━━━━━ Dataset extract

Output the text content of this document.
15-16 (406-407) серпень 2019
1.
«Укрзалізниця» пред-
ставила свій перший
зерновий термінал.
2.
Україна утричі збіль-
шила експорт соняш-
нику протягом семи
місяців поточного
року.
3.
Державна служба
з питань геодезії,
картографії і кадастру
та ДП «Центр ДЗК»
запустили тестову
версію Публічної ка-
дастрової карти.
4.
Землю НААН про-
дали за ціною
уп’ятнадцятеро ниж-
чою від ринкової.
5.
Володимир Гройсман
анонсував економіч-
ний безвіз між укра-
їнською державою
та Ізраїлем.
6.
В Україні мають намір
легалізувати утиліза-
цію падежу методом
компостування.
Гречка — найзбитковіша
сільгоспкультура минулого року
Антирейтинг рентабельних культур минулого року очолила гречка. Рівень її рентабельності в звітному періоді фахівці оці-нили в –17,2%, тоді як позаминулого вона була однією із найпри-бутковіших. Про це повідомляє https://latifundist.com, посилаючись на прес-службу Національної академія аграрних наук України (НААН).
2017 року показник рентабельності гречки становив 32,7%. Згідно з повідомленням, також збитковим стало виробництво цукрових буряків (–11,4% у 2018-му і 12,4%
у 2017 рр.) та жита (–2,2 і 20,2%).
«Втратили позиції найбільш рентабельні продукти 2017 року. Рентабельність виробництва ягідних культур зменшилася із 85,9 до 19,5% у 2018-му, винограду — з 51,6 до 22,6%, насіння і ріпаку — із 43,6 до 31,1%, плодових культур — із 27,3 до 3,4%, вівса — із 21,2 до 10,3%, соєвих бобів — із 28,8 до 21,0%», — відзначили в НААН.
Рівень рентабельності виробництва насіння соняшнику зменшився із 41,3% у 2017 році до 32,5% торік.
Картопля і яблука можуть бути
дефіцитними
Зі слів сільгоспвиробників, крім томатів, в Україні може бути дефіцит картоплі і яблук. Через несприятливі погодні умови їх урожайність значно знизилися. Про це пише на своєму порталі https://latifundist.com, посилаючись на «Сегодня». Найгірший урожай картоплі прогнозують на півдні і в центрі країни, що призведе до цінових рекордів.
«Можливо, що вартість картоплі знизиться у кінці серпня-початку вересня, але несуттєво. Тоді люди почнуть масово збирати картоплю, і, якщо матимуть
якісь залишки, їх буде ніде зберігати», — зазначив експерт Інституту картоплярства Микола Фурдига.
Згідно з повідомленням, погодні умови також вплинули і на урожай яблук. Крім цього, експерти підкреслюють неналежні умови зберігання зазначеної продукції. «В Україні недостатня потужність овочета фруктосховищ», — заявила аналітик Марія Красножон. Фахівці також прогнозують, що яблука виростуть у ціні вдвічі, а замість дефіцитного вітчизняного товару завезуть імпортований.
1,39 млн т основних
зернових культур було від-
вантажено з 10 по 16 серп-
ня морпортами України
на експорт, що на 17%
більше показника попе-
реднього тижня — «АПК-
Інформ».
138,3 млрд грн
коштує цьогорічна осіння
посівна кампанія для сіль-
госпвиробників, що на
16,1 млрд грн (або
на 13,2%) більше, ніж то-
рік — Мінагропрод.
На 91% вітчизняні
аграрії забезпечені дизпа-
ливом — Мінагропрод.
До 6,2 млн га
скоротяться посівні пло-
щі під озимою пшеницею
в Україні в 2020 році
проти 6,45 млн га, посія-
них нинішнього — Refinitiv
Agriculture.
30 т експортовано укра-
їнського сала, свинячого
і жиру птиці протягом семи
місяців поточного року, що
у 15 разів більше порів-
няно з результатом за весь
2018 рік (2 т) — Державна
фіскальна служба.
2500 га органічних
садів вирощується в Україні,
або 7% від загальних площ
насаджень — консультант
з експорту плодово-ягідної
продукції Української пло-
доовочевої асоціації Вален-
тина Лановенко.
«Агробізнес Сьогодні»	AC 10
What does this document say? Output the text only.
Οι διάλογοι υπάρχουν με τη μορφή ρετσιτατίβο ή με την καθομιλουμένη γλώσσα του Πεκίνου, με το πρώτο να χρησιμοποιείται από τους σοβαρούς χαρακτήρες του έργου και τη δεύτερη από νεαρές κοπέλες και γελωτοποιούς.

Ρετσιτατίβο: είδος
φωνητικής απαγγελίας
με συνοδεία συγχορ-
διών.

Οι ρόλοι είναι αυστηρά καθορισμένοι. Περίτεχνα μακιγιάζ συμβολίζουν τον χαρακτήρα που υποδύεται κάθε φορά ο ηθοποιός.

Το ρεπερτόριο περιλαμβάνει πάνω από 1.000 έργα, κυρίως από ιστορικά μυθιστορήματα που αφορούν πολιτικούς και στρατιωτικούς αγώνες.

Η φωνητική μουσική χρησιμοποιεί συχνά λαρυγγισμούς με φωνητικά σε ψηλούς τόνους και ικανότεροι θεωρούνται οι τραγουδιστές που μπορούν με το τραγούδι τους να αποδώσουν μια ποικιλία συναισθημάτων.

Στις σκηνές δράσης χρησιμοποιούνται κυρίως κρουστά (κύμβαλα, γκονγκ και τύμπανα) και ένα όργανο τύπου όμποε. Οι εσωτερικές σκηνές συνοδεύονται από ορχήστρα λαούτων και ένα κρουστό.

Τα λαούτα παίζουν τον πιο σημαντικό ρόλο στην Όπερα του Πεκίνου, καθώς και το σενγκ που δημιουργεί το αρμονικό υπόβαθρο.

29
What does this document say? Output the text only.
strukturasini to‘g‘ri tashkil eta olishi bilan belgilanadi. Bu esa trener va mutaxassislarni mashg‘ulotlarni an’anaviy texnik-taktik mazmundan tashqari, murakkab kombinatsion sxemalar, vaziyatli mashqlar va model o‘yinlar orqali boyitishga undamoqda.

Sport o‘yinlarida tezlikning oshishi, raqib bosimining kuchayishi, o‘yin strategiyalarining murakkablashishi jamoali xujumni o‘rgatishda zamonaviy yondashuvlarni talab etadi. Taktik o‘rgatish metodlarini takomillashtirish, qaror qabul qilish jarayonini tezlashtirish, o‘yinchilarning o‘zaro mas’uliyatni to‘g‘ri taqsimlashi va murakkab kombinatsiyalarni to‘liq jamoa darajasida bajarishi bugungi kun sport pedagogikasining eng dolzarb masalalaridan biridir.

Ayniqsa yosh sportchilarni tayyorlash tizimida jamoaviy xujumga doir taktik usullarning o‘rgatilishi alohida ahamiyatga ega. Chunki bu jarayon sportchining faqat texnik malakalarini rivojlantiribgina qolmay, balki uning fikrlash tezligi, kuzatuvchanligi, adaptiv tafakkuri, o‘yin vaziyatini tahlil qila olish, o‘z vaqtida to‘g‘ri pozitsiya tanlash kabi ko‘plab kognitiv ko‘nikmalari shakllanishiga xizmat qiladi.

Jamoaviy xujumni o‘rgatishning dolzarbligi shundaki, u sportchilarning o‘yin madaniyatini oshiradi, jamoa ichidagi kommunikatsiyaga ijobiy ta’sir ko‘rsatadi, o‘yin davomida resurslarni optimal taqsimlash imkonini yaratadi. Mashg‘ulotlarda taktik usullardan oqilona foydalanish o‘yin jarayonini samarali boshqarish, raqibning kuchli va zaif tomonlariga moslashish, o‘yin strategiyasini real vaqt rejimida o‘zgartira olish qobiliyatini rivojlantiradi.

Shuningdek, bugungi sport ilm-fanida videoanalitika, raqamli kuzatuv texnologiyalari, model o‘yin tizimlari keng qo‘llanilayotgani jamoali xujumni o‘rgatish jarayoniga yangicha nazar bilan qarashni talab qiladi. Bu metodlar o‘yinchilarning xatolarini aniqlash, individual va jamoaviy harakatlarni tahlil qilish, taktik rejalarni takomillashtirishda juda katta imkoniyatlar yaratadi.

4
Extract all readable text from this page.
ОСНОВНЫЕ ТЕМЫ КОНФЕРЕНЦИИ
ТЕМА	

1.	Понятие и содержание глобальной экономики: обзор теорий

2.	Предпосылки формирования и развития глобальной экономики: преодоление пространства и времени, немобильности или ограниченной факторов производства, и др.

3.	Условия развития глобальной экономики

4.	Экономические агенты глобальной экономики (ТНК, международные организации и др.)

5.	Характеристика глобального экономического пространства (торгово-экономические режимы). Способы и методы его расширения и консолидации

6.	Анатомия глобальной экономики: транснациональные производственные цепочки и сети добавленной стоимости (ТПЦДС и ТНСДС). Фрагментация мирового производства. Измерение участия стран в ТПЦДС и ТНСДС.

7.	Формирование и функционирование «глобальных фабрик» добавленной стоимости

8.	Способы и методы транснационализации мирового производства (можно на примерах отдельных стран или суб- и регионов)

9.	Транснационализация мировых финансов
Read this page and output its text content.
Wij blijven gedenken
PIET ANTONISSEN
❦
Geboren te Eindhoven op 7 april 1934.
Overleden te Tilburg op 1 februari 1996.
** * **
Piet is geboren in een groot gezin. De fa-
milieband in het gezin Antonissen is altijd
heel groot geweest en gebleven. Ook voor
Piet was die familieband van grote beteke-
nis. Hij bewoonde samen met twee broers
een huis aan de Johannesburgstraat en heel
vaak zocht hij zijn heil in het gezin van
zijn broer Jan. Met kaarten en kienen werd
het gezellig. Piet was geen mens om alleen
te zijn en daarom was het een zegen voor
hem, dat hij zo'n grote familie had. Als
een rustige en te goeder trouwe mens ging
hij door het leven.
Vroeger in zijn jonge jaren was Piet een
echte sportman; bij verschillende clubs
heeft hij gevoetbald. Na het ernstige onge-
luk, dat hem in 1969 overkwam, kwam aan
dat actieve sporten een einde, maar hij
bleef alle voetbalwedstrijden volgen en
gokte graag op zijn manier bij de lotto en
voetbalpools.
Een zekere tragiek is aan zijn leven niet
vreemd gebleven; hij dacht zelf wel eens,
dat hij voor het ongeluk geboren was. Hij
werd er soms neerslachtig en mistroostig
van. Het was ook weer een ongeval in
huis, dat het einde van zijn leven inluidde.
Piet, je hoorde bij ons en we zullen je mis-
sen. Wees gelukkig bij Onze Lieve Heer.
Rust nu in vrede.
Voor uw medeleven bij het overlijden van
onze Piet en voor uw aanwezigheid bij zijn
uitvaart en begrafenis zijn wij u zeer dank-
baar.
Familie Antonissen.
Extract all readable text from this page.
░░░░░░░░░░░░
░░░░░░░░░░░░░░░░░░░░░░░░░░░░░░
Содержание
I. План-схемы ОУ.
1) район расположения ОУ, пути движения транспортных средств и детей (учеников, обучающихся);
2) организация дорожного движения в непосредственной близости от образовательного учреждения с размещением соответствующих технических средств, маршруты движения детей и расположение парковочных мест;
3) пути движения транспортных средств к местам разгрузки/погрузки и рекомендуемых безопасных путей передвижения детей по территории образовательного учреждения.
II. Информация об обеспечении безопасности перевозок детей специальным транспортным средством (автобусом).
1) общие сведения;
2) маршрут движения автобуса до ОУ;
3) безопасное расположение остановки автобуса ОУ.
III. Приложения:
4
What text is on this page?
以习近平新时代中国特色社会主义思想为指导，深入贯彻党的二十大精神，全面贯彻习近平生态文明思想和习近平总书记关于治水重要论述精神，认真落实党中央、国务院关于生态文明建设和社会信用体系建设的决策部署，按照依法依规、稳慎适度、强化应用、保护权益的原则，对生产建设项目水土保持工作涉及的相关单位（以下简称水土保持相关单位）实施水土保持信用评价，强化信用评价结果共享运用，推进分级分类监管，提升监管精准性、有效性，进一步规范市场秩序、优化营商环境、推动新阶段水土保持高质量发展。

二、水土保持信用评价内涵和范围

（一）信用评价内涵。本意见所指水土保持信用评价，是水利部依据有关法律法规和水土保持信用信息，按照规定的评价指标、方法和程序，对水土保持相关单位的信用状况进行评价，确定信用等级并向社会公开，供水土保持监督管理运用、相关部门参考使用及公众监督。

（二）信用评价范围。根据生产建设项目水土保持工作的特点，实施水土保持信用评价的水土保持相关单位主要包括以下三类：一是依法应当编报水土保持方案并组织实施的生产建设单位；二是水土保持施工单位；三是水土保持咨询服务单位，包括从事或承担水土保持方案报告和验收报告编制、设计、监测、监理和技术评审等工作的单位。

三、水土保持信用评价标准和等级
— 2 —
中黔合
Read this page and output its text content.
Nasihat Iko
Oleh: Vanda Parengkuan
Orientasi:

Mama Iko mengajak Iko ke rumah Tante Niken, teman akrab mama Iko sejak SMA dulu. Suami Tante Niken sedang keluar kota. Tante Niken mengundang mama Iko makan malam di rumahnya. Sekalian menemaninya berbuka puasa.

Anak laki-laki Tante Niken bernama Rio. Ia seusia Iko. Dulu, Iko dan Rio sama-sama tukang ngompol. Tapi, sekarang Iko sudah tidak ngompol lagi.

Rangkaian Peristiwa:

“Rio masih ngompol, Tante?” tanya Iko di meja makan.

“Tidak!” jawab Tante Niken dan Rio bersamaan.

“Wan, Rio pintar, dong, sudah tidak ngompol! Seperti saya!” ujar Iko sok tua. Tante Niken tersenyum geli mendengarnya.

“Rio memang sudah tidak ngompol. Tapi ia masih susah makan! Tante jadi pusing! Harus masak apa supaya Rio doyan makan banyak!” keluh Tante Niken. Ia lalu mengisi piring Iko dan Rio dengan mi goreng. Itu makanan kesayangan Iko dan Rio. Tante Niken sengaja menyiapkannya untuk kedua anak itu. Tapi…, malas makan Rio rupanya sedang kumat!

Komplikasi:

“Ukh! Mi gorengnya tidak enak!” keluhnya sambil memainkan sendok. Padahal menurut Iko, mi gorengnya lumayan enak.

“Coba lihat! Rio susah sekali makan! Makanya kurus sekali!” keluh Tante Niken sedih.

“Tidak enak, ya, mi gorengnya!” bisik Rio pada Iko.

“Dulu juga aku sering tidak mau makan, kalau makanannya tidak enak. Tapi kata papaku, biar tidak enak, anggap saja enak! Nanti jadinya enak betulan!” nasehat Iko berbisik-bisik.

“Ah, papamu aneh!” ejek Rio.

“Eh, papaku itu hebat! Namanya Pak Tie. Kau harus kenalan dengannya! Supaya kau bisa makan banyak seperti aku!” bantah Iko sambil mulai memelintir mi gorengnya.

━━━━━━━━━━

The exercise: Track down all lines above with the string "huis" and copy them.

Output of the task:
een huis aan de Johannesburgstraat en heel
huis, dat het einde van zijn leven inluidde.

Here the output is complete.